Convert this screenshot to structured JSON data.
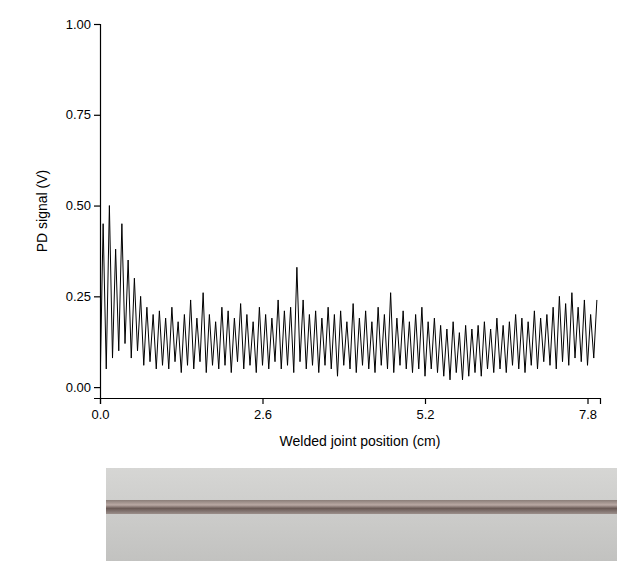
{
  "chart_data": {
    "type": "line",
    "x_label": "Welded joint position (cm)",
    "y_label": "PD signal (V)",
    "color": "#000000",
    "xlim": [
      0,
      8.0
    ],
    "ylim": [
      -0.03,
      1.0
    ],
    "xticks": [
      {
        "value": 0,
        "label": "0.0"
      },
      2.6,
      5.2,
      7.8
    ],
    "yticks": [
      {
        "value": 0,
        "label": "0.00"
      },
      {
        "value": 0.25,
        "label": "0.25"
      },
      {
        "value": 0.5,
        "label": "0.50"
      },
      {
        "value": 0.75,
        "label": "0.75"
      },
      {
        "value": 1,
        "label": "1.00"
      }
    ],
    "x": [
      0,
      0.05,
      0.1,
      0.15,
      0.2,
      0.25,
      0.3,
      0.35,
      0.4,
      0.45,
      0.5,
      0.55,
      0.6,
      0.65,
      0.7,
      0.75,
      0.8,
      0.85,
      0.9,
      0.95,
      1.0,
      1.05,
      1.1,
      1.15,
      1.2,
      1.25,
      1.3,
      1.35,
      1.4,
      1.45,
      1.5,
      1.55,
      1.6,
      1.65,
      1.7,
      1.75,
      1.8,
      1.85,
      1.9,
      1.95,
      2.0,
      2.05,
      2.1,
      2.15,
      2.2,
      2.25,
      2.3,
      2.35,
      2.4,
      2.45,
      2.5,
      2.55,
      2.6,
      2.65,
      2.7,
      2.75,
      2.8,
      2.85,
      2.9,
      2.95,
      3.0,
      3.05,
      3.1,
      3.15,
      3.2,
      3.25,
      3.3,
      3.35,
      3.4,
      3.45,
      3.5,
      3.55,
      3.6,
      3.65,
      3.7,
      3.75,
      3.8,
      3.85,
      3.9,
      3.95,
      4.0,
      4.05,
      4.1,
      4.15,
      4.2,
      4.25,
      4.3,
      4.35,
      4.4,
      4.45,
      4.5,
      4.55,
      4.6,
      4.65,
      4.7,
      4.75,
      4.8,
      4.85,
      4.9,
      4.95,
      5.0,
      5.05,
      5.1,
      5.15,
      5.2,
      5.25,
      5.3,
      5.35,
      5.4,
      5.45,
      5.5,
      5.55,
      5.6,
      5.65,
      5.7,
      5.75,
      5.8,
      5.85,
      5.9,
      5.95,
      6.0,
      6.05,
      6.1,
      6.15,
      6.2,
      6.25,
      6.3,
      6.35,
      6.4,
      6.45,
      6.5,
      6.55,
      6.6,
      6.65,
      6.7,
      6.75,
      6.8,
      6.85,
      6.9,
      6.95,
      7.0,
      7.05,
      7.1,
      7.15,
      7.2,
      7.25,
      7.3,
      7.35,
      7.4,
      7.45,
      7.5,
      7.55,
      7.6,
      7.65,
      7.7,
      7.75,
      7.8,
      7.85,
      7.9,
      7.95
    ],
    "values": [
      -0.01,
      0.45,
      0.05,
      0.5,
      0.08,
      0.38,
      0.1,
      0.45,
      0.12,
      0.35,
      0.08,
      0.3,
      0.1,
      0.25,
      0.06,
      0.22,
      0.07,
      0.2,
      0.05,
      0.21,
      0.06,
      0.19,
      0.05,
      0.22,
      0.07,
      0.18,
      0.04,
      0.2,
      0.06,
      0.24,
      0.05,
      0.19,
      0.07,
      0.26,
      0.04,
      0.2,
      0.06,
      0.18,
      0.05,
      0.22,
      0.06,
      0.21,
      0.04,
      0.19,
      0.07,
      0.23,
      0.05,
      0.2,
      0.06,
      0.18,
      0.04,
      0.22,
      0.06,
      0.2,
      0.05,
      0.19,
      0.07,
      0.24,
      0.05,
      0.21,
      0.06,
      0.22,
      0.04,
      0.33,
      0.07,
      0.24,
      0.05,
      0.2,
      0.06,
      0.21,
      0.04,
      0.19,
      0.06,
      0.22,
      0.05,
      0.2,
      0.03,
      0.21,
      0.06,
      0.18,
      0.05,
      0.23,
      0.04,
      0.19,
      0.06,
      0.21,
      0.05,
      0.18,
      0.04,
      0.22,
      0.06,
      0.2,
      0.05,
      0.26,
      0.04,
      0.19,
      0.06,
      0.21,
      0.05,
      0.18,
      0.04,
      0.2,
      0.05,
      0.22,
      0.03,
      0.18,
      0.05,
      0.19,
      0.04,
      0.17,
      0.03,
      0.16,
      0.02,
      0.18,
      0.04,
      0.15,
      0.02,
      0.17,
      0.03,
      0.16,
      0.04,
      0.17,
      0.03,
      0.18,
      0.05,
      0.16,
      0.04,
      0.19,
      0.05,
      0.17,
      0.04,
      0.18,
      0.06,
      0.2,
      0.05,
      0.19,
      0.04,
      0.18,
      0.06,
      0.21,
      0.05,
      0.19,
      0.07,
      0.2,
      0.06,
      0.22,
      0.05,
      0.25,
      0.07,
      0.23,
      0.06,
      0.26,
      0.08,
      0.22,
      0.07,
      0.24,
      0.06,
      0.2,
      0.08,
      0.24
    ]
  }
}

------------------------------------------------------------------------

Given request
Exclude the pictures. Write out the remaining data exactly.

The output
Convert this screenshot to structured JSON data.
{
  "chart_data": {
    "type": "line",
    "x_label": "Welded joint position (cm)",
    "y_label": "PD signal (V)",
    "color": "#000000",
    "xlim": [
      0,
      8.0
    ],
    "ylim": [
      -0.03,
      1.0
    ],
    "xticks": [
      {
        "value": 0,
        "label": "0.0"
      },
      2.6,
      5.2,
      7.8
    ],
    "yticks": [
      {
        "value": 0,
        "label": "0.00"
      },
      {
        "value": 0.25,
        "label": "0.25"
      },
      {
        "value": 0.5,
        "label": "0.50"
      },
      {
        "value": 0.75,
        "label": "0.75"
      },
      {
        "value": 1,
        "label": "1.00"
      }
    ],
    "x": [
      0,
      0.05,
      0.1,
      0.15,
      0.2,
      0.25,
      0.3,
      0.35,
      0.4,
      0.45,
      0.5,
      0.55,
      0.6,
      0.65,
      0.7,
      0.75,
      0.8,
      0.85,
      0.9,
      0.95,
      1.0,
      1.05,
      1.1,
      1.15,
      1.2,
      1.25,
      1.3,
      1.35,
      1.4,
      1.45,
      1.5,
      1.55,
      1.6,
      1.65,
      1.7,
      1.75,
      1.8,
      1.85,
      1.9,
      1.95,
      2.0,
      2.05,
      2.1,
      2.15,
      2.2,
      2.25,
      2.3,
      2.35,
      2.4,
      2.45,
      2.5,
      2.55,
      2.6,
      2.65,
      2.7,
      2.75,
      2.8,
      2.85,
      2.9,
      2.95,
      3.0,
      3.05,
      3.1,
      3.15,
      3.2,
      3.25,
      3.3,
      3.35,
      3.4,
      3.45,
      3.5,
      3.55,
      3.6,
      3.65,
      3.7,
      3.75,
      3.8,
      3.85,
      3.9,
      3.95,
      4.0,
      4.05,
      4.1,
      4.15,
      4.2,
      4.25,
      4.3,
      4.35,
      4.4,
      4.45,
      4.5,
      4.55,
      4.6,
      4.65,
      4.7,
      4.75,
      4.8,
      4.85,
      4.9,
      4.95,
      5.0,
      5.05,
      5.1,
      5.15,
      5.2,
      5.25,
      5.3,
      5.35,
      5.4,
      5.45,
      5.5,
      5.55,
      5.6,
      5.65,
      5.7,
      5.75,
      5.8,
      5.85,
      5.9,
      5.95,
      6.0,
      6.05,
      6.1,
      6.15,
      6.2,
      6.25,
      6.3,
      6.35,
      6.4,
      6.45,
      6.5,
      6.55,
      6.6,
      6.65,
      6.7,
      6.75,
      6.8,
      6.85,
      6.9,
      6.95,
      7.0,
      7.05,
      7.1,
      7.15,
      7.2,
      7.25,
      7.3,
      7.35,
      7.4,
      7.45,
      7.5,
      7.55,
      7.6,
      7.65,
      7.7,
      7.75,
      7.8,
      7.85,
      7.9,
      7.95
    ],
    "values": [
      -0.01,
      0.45,
      0.05,
      0.5,
      0.08,
      0.38,
      0.1,
      0.45,
      0.12,
      0.35,
      0.08,
      0.3,
      0.1,
      0.25,
      0.06,
      0.22,
      0.07,
      0.2,
      0.05,
      0.21,
      0.06,
      0.19,
      0.05,
      0.22,
      0.07,
      0.18,
      0.04,
      0.2,
      0.06,
      0.24,
      0.05,
      0.19,
      0.07,
      0.26,
      0.04,
      0.2,
      0.06,
      0.18,
      0.05,
      0.22,
      0.06,
      0.21,
      0.04,
      0.19,
      0.07,
      0.23,
      0.05,
      0.2,
      0.06,
      0.18,
      0.04,
      0.22,
      0.06,
      0.2,
      0.05,
      0.19,
      0.07,
      0.24,
      0.05,
      0.21,
      0.06,
      0.22,
      0.04,
      0.33,
      0.07,
      0.24,
      0.05,
      0.2,
      0.06,
      0.21,
      0.04,
      0.19,
      0.06,
      0.22,
      0.05,
      0.2,
      0.03,
      0.21,
      0.06,
      0.18,
      0.05,
      0.23,
      0.04,
      0.19,
      0.06,
      0.21,
      0.05,
      0.18,
      0.04,
      0.22,
      0.06,
      0.2,
      0.05,
      0.26,
      0.04,
      0.19,
      0.06,
      0.21,
      0.05,
      0.18,
      0.04,
      0.2,
      0.05,
      0.22,
      0.03,
      0.18,
      0.05,
      0.19,
      0.04,
      0.17,
      0.03,
      0.16,
      0.02,
      0.18,
      0.04,
      0.15,
      0.02,
      0.17,
      0.03,
      0.16,
      0.04,
      0.17,
      0.03,
      0.18,
      0.05,
      0.16,
      0.04,
      0.19,
      0.05,
      0.17,
      0.04,
      0.18,
      0.06,
      0.2,
      0.05,
      0.19,
      0.04,
      0.18,
      0.06,
      0.21,
      0.05,
      0.19,
      0.07,
      0.2,
      0.06,
      0.22,
      0.05,
      0.25,
      0.07,
      0.23,
      0.06,
      0.26,
      0.08,
      0.22,
      0.07,
      0.24,
      0.06,
      0.2,
      0.08,
      0.24
    ]
  }
}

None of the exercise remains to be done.